** Given problem **
From the entries below, count every line that contains the word "source". Please give the number and nothing else.

Figure content listings:
%%
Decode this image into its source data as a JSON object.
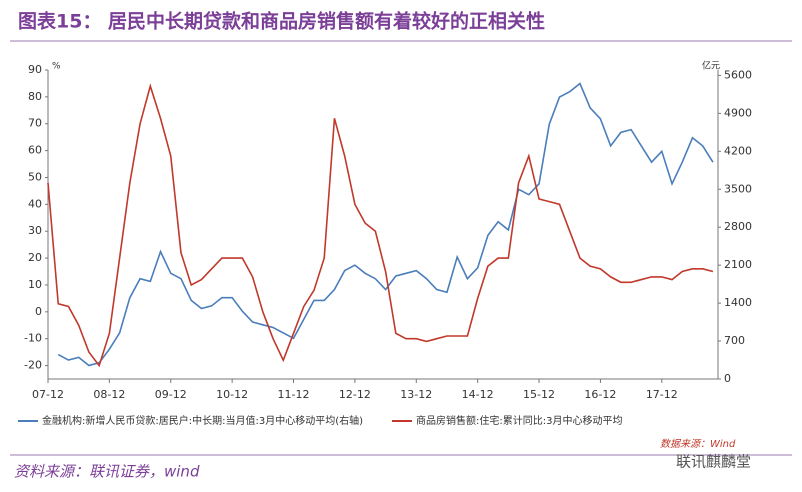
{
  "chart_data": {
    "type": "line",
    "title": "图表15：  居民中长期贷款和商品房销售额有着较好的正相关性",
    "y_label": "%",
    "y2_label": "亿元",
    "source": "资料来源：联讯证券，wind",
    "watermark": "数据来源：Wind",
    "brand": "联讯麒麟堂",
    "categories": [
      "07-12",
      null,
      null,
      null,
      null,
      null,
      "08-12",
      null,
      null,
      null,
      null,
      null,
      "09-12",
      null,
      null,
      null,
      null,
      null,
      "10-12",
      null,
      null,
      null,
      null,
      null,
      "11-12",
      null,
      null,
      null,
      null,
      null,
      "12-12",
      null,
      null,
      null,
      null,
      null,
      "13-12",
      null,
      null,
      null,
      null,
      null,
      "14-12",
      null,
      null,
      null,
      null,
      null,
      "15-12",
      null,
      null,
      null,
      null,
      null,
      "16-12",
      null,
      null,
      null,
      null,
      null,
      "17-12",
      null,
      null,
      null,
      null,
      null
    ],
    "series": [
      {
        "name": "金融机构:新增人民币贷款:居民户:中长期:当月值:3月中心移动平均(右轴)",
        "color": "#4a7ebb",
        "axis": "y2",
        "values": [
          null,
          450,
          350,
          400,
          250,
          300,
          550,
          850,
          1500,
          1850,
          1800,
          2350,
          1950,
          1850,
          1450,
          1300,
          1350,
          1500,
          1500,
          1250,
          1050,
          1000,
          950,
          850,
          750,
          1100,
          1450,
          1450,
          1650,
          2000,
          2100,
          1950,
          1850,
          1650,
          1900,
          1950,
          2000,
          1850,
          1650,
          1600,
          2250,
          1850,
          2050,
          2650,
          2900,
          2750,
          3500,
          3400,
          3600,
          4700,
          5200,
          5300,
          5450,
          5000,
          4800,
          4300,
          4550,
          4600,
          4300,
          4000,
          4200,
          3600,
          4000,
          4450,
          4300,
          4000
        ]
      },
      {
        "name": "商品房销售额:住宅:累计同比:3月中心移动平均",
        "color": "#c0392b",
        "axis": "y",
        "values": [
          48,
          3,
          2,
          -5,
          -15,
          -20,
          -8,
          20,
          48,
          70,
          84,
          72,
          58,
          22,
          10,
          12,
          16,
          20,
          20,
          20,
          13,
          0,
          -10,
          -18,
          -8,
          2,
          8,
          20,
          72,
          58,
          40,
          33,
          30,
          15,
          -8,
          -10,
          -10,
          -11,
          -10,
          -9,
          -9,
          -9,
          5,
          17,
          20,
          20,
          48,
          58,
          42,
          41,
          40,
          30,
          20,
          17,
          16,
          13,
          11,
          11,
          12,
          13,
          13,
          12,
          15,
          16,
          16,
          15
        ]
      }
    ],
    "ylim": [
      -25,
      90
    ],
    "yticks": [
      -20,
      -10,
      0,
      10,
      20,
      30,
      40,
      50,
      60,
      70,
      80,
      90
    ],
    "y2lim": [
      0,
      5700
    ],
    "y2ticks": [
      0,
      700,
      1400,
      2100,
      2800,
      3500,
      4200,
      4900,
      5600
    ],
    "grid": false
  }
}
%%
%%
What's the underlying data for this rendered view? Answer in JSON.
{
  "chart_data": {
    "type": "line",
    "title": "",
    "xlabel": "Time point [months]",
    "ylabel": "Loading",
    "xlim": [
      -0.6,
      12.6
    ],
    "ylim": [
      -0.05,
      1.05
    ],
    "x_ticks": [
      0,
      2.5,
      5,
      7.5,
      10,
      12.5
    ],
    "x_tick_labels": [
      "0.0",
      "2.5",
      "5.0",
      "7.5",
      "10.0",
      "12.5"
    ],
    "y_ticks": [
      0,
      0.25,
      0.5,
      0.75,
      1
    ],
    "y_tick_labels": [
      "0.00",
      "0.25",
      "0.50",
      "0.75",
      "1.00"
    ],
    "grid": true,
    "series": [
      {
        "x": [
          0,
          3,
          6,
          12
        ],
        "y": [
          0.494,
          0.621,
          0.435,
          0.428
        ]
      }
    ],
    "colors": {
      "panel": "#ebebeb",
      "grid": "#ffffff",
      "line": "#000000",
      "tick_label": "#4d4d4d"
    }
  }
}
%%
** Task result **
2